** BRIEF **
Copy all the material that follows, keeping every character the same.

** RECORDED DATA **
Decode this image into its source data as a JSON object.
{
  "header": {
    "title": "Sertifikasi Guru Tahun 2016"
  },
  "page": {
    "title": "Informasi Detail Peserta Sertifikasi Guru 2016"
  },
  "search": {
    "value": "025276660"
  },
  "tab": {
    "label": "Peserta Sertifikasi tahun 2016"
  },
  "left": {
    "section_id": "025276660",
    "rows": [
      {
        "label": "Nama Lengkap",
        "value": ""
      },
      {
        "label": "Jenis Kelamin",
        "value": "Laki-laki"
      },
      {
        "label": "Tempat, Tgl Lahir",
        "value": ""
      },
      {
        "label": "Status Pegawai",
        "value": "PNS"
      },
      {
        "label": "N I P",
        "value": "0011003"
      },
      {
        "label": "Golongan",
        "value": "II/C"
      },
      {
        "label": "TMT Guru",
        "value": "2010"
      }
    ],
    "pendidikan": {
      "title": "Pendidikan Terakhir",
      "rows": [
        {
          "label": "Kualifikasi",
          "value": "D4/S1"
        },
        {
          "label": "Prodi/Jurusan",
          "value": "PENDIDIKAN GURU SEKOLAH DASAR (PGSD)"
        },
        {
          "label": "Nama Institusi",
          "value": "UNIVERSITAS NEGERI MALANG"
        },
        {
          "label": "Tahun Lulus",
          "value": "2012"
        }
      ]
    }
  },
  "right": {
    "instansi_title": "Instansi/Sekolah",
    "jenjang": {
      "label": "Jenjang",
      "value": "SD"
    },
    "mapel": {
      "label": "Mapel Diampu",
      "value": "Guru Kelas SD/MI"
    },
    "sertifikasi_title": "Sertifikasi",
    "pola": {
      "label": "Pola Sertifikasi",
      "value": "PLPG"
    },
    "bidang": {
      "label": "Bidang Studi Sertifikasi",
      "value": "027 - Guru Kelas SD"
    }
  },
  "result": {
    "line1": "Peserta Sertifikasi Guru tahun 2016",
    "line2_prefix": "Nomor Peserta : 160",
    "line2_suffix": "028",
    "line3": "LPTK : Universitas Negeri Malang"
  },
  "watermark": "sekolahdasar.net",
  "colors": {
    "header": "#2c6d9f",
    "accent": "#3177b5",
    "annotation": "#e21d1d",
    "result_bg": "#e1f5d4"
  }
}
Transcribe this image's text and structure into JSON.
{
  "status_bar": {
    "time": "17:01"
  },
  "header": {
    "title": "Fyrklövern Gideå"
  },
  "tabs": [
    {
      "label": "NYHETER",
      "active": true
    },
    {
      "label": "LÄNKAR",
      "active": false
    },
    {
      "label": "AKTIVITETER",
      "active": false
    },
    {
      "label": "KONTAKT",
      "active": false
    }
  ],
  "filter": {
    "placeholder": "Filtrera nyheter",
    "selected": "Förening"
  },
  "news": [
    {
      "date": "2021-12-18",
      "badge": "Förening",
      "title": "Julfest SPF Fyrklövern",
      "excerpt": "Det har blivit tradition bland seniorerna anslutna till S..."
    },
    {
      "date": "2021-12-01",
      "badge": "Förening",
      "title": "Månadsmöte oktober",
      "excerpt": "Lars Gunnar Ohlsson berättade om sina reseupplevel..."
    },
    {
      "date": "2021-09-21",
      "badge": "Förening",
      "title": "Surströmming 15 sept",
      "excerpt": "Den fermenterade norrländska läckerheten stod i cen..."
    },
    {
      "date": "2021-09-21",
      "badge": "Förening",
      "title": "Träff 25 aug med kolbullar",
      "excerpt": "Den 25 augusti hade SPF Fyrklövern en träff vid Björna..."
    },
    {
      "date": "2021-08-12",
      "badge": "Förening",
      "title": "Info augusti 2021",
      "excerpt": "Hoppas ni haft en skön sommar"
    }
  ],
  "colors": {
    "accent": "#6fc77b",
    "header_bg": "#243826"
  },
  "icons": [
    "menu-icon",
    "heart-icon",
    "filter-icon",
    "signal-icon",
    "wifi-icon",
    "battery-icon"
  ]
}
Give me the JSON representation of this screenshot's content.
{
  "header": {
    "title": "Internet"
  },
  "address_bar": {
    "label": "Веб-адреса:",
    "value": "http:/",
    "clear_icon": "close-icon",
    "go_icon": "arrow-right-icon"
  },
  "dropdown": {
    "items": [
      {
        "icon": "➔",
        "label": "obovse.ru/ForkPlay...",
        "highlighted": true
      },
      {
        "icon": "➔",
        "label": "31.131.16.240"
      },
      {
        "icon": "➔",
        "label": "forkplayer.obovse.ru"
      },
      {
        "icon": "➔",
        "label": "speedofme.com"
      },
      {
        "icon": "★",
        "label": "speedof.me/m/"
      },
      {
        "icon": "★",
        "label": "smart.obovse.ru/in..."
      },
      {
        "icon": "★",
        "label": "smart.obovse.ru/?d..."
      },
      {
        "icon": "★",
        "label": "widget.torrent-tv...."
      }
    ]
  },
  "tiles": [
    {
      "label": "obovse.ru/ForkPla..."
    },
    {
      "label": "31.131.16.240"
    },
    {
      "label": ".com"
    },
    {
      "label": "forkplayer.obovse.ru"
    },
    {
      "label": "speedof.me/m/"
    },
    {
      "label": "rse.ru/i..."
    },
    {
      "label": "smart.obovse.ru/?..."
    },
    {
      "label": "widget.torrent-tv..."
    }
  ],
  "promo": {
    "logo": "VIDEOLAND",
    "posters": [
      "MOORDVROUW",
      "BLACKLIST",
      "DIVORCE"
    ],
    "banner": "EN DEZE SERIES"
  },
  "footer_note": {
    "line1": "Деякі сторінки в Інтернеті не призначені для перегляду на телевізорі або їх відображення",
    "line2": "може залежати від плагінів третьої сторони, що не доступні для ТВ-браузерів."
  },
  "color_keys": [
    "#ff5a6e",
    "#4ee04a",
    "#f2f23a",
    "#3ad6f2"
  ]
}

** COMPLETED TASK **
Decode this image into its source data as a JSON object.
{
  "header": {
    "title": "Sertifikasi Guru Tahun 2016"
  },
  "page": {
    "title": "Informasi Detail Peserta Sertifikasi Guru 2016"
  },
  "search": {
    "value": "025276660"
  },
  "tab": {
    "label": "Peserta Sertifikasi tahun 2016"
  },
  "left": {
    "section_id": "025276660",
    "rows": [
      {
        "label": "Nama Lengkap",
        "value": ""
      },
      {
        "label": "Jenis Kelamin",
        "value": "Laki-laki"
      },
      {
        "label": "Tempat, Tgl Lahir",
        "value": ""
      },
      {
        "label": "Status Pegawai",
        "value": "PNS"
      },
      {
        "label": "N I P",
        "value": "0011003"
      },
      {
        "label": "Golongan",
        "value": "II/C"
      },
      {
        "label": "TMT Guru",
        "value": "2010"
      }
    ],
    "pendidikan": {
      "title": "Pendidikan Terakhir",
      "rows": [
        {
          "label": "Kualifikasi",
          "value": "D4/S1"
        },
        {
          "label": "Prodi/Jurusan",
          "value": "PENDIDIKAN GURU SEKOLAH DASAR (PGSD)"
        },
        {
          "label": "Nama Institusi",
          "value": "UNIVERSITAS NEGERI MALANG"
        },
        {
          "label": "Tahun Lulus",
          "value": "2012"
        }
      ]
    }
  },
  "right": {
    "instansi_title": "Instansi/Sekolah",
    "jenjang": {
      "label": "Jenjang",
      "value": "SD"
    },
    "mapel": {
      "label": "Mapel Diampu",
      "value": "Guru Kelas SD/MI"
    },
    "sertifikasi_title": "Sertifikasi",
    "pola": {
      "label": "Pola Sertifikasi",
      "value": "PLPG"
    },
    "bidang": {
      "label": "Bidang Studi Sertifikasi",
      "value": "027 - Guru Kelas SD"
    }
  },
  "result": {
    "line1": "Peserta Sertifikasi Guru tahun 2016",
    "line2_prefix": "Nomor Peserta : 160",
    "line2_suffix": "028",
    "line3": "LPTK : Universitas Negeri Malang"
  },
  "watermark": "sekolahdasar.net",
  "colors": {
    "header": "#2c6d9f",
    "accent": "#3177b5",
    "annotation": "#e21d1d",
    "result_bg": "#e1f5d4"
  }
}
Transcribe this image's text and structure into JSON.
{
  "status_bar": {
    "time": "17:01"
  },
  "header": {
    "title": "Fyrklövern Gideå"
  },
  "tabs": [
    {
      "label": "NYHETER",
      "active": true
    },
    {
      "label": "LÄNKAR",
      "active": false
    },
    {
      "label": "AKTIVITETER",
      "active": false
    },
    {
      "label": "KONTAKT",
      "active": false
    }
  ],
  "filter": {
    "placeholder": "Filtrera nyheter",
    "selected": "Förening"
  },
  "news": [
    {
      "date": "2021-12-18",
      "badge": "Förening",
      "title": "Julfest SPF Fyrklövern",
      "excerpt": "Det har blivit tradition bland seniorerna anslutna till S..."
    },
    {
      "date": "2021-12-01",
      "badge": "Förening",
      "title": "Månadsmöte oktober",
      "excerpt": "Lars Gunnar Ohlsson berättade om sina reseupplevel..."
    },
    {
      "date": "2021-09-21",
      "badge": "Förening",
      "title": "Surströmming 15 sept",
      "excerpt": "Den fermenterade norrländska läckerheten stod i cen..."
    },
    {
      "date": "2021-09-21",
      "badge": "Förening",
      "title": "Träff 25 aug med kolbullar",
      "excerpt": "Den 25 augusti hade SPF Fyrklövern en träff vid Björna..."
    },
    {
      "date": "2021-08-12",
      "badge": "Förening",
      "title": "Info augusti 2021",
      "excerpt": "Hoppas ni haft en skön sommar"
    }
  ],
  "colors": {
    "accent": "#6fc77b",
    "header_bg": "#243826"
  },
  "icons": [
    "menu-icon",
    "heart-icon",
    "filter-icon",
    "signal-icon",
    "wifi-icon",
    "battery-icon"
  ]
}
Give me the JSON representation of this screenshot's content.
{
  "header": {
    "title": "Internet"
  },
  "address_bar": {
    "label": "Веб-адреса:",
    "value": "http:/",
    "clear_icon": "close-icon",
    "go_icon": "arrow-right-icon"
  },
  "dropdown": {
    "items": [
      {
        "icon": "➔",
        "label": "obovse.ru/ForkPlay...",
        "highlighted": true
      },
      {
        "icon": "➔",
        "label": "31.131.16.240"
      },
      {
        "icon": "➔",
        "label": "forkplayer.obovse.ru"
      },
      {
        "icon": "➔",
        "label": "speedofme.com"
      },
      {
        "icon": "★",
        "label": "speedof.me/m/"
      },
      {
        "icon": "★",
        "label": "smart.obovse.ru/in..."
      },
      {
        "icon": "★",
        "label": "smart.obovse.ru/?d..."
      },
      {
        "icon": "★",
        "label": "widget.torrent-tv...."
      }
    ]
  },
  "tiles": [
    {
      "label": "obovse.ru/ForkPla..."
    },
    {
      "label": "31.131.16.240"
    },
    {
      "label": ".com"
    },
    {
      "label": "forkplayer.obovse.ru"
    },
    {
      "label": "speedof.me/m/"
    },
    {
      "label": "rse.ru/i..."
    },
    {
      "label": "smart.obovse.ru/?..."
    },
    {
      "label": "widget.torrent-tv..."
    }
  ],
  "promo": {
    "logo": "VIDEOLAND",
    "posters": [
      "MOORDVROUW",
      "BLACKLIST",
      "DIVORCE"
    ],
    "banner": "EN DEZE SERIES"
  },
  "footer_note": {
    "line1": "Деякі сторінки в Інтернеті не призначені для перегляду на телевізорі або їх відображення",
    "line2": "може залежати від плагінів третьої сторони, що не доступні для ТВ-браузерів."
  },
  "color_keys": [
    "#ff5a6e",
    "#4ee04a",
    "#f2f23a",
    "#3ad6f2"
  ]
}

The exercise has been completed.